======== SOURCE MATERIAL ========
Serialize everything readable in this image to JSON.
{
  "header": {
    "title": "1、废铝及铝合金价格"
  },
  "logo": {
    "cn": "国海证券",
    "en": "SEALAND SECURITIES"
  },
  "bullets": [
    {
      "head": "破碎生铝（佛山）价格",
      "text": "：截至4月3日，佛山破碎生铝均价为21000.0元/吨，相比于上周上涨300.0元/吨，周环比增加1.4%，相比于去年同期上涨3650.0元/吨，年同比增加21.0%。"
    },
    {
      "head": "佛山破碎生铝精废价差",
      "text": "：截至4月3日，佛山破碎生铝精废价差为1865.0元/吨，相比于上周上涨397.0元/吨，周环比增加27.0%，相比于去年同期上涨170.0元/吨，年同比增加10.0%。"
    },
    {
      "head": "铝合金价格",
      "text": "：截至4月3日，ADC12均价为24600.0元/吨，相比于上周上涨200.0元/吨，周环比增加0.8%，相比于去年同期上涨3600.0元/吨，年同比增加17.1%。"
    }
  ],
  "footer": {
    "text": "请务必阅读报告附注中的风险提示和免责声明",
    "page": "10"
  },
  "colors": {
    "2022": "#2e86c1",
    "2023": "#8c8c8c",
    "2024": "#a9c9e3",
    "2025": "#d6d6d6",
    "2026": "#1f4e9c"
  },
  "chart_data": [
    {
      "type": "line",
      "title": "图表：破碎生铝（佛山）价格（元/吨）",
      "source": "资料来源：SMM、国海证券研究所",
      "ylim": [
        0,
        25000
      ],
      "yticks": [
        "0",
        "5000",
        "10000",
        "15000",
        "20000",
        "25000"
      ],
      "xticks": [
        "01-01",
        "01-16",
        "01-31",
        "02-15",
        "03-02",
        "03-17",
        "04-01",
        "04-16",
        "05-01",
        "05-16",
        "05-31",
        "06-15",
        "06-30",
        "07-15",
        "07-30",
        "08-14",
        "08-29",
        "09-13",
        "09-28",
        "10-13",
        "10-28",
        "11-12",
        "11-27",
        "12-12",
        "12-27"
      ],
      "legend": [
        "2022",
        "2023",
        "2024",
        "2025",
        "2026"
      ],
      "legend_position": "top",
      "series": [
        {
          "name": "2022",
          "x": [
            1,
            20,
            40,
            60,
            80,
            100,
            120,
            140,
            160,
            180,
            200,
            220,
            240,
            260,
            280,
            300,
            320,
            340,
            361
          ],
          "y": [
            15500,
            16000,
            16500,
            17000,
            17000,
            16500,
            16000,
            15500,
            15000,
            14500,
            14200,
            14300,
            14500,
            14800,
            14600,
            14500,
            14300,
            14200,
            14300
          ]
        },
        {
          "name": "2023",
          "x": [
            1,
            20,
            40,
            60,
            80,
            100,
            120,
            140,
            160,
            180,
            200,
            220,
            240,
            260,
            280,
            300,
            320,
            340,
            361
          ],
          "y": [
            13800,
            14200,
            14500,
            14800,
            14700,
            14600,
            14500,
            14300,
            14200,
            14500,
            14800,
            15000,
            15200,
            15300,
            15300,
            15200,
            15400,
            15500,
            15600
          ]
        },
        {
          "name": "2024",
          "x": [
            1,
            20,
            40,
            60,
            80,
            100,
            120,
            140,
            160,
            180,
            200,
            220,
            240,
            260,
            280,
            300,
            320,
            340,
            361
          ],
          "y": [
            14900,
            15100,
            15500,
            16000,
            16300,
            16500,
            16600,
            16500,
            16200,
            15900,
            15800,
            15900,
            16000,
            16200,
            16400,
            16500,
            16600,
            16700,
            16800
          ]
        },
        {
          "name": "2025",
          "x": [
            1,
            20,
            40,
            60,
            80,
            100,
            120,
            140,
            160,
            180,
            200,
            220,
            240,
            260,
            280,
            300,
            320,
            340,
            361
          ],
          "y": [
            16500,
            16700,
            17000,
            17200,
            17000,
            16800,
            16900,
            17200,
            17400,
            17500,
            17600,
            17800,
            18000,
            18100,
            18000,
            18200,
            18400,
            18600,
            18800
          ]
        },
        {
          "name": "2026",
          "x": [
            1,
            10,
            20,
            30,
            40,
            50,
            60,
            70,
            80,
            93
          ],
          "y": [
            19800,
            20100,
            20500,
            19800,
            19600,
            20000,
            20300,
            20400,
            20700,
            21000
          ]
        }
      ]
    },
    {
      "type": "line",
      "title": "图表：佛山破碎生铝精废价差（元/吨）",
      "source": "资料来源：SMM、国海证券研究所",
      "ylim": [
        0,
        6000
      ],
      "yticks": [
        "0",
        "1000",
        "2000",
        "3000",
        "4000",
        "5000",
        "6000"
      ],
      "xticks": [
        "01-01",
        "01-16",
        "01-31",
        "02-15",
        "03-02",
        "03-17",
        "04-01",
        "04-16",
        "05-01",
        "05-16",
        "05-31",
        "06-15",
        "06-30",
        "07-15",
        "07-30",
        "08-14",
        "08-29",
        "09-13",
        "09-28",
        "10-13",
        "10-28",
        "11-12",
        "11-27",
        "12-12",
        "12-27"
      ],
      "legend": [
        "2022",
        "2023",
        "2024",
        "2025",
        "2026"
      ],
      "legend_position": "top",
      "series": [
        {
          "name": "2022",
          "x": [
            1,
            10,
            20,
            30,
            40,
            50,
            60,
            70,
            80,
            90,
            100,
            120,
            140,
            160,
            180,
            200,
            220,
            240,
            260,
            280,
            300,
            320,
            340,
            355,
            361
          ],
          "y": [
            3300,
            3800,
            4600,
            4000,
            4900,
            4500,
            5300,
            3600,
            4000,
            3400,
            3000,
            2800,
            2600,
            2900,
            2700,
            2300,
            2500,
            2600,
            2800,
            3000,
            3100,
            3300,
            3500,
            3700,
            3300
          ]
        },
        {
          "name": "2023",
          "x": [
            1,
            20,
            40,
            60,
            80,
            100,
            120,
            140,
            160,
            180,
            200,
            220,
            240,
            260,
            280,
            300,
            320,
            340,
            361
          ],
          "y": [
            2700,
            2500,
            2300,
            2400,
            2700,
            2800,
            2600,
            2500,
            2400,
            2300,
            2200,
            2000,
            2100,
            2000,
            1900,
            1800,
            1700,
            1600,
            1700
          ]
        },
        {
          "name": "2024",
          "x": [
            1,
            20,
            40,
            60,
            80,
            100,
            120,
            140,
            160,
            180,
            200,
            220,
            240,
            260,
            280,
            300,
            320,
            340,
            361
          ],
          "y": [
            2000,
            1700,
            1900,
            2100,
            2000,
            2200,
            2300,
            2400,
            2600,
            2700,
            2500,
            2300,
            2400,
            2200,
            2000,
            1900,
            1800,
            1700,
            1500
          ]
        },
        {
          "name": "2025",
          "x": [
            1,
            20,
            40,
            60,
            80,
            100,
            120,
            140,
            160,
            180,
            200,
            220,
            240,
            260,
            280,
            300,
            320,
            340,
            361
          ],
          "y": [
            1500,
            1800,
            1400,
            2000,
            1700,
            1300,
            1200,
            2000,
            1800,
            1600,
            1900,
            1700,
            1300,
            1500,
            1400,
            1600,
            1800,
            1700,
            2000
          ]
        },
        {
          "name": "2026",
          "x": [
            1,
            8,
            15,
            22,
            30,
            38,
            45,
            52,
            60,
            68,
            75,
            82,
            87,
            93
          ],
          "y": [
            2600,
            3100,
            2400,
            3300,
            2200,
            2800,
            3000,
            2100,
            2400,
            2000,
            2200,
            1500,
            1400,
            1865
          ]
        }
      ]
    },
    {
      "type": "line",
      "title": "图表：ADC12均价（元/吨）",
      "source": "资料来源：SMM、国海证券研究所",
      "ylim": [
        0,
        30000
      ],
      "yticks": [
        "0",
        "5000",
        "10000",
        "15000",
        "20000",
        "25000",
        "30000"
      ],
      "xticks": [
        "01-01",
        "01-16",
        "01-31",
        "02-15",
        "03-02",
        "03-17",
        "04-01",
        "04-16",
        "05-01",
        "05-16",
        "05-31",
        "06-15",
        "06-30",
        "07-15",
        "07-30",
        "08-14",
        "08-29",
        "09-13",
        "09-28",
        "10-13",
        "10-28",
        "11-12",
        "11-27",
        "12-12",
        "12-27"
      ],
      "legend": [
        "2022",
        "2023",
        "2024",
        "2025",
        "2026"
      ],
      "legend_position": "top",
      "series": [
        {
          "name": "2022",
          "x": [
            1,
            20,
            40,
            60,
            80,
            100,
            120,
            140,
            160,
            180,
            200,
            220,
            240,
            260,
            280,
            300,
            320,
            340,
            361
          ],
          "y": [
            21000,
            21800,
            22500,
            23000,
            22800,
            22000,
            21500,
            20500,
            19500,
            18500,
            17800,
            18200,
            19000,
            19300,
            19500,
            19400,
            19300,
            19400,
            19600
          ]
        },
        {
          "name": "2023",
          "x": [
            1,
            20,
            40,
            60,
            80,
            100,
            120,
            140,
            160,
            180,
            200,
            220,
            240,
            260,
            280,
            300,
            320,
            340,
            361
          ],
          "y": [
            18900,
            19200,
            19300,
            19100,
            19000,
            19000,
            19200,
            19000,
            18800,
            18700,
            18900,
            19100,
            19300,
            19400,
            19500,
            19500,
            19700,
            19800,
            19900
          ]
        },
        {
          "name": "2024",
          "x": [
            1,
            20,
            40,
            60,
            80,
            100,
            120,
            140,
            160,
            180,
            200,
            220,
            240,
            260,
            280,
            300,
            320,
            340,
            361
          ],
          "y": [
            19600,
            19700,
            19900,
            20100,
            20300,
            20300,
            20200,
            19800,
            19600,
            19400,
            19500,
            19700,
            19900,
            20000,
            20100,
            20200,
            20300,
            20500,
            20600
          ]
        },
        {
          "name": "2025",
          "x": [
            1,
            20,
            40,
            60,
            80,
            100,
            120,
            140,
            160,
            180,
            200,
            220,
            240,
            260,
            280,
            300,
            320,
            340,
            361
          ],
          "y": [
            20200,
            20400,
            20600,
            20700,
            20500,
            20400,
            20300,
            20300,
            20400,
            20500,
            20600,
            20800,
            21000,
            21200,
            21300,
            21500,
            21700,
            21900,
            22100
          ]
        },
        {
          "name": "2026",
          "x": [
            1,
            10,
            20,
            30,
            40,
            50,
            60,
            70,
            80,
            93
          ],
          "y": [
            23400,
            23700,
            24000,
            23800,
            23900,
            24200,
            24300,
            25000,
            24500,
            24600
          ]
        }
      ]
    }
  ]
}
========
* THE TASK *
Return every line containing "text".

* EXERCISE RESULT *
      "text": "：截至4月3日，佛山破碎生铝均价为21000.0元/吨，相比于上周上涨300.0元/吨，周环比增加1.4%，相比于去年同期上涨3650.0元/吨，年同比增加21.0%。"
      "text": "：截至4月3日，佛山破碎生铝精废价差为1865.0元/吨，相比于上周上涨397.0元/吨，周环比增加27.0%，相比于去年同期上涨170.0元/吨，年同比增加10.0%。"
      "text": "：截至4月3日，ADC12均价为24600.0元/吨，相比于上周上涨200.0元/吨，周环比增加0.8%，相比于去年同期上涨3600.0元/吨，年同比增加17.1%。"
    "text": "请务必阅读报告附注中的风险提示和免责声明",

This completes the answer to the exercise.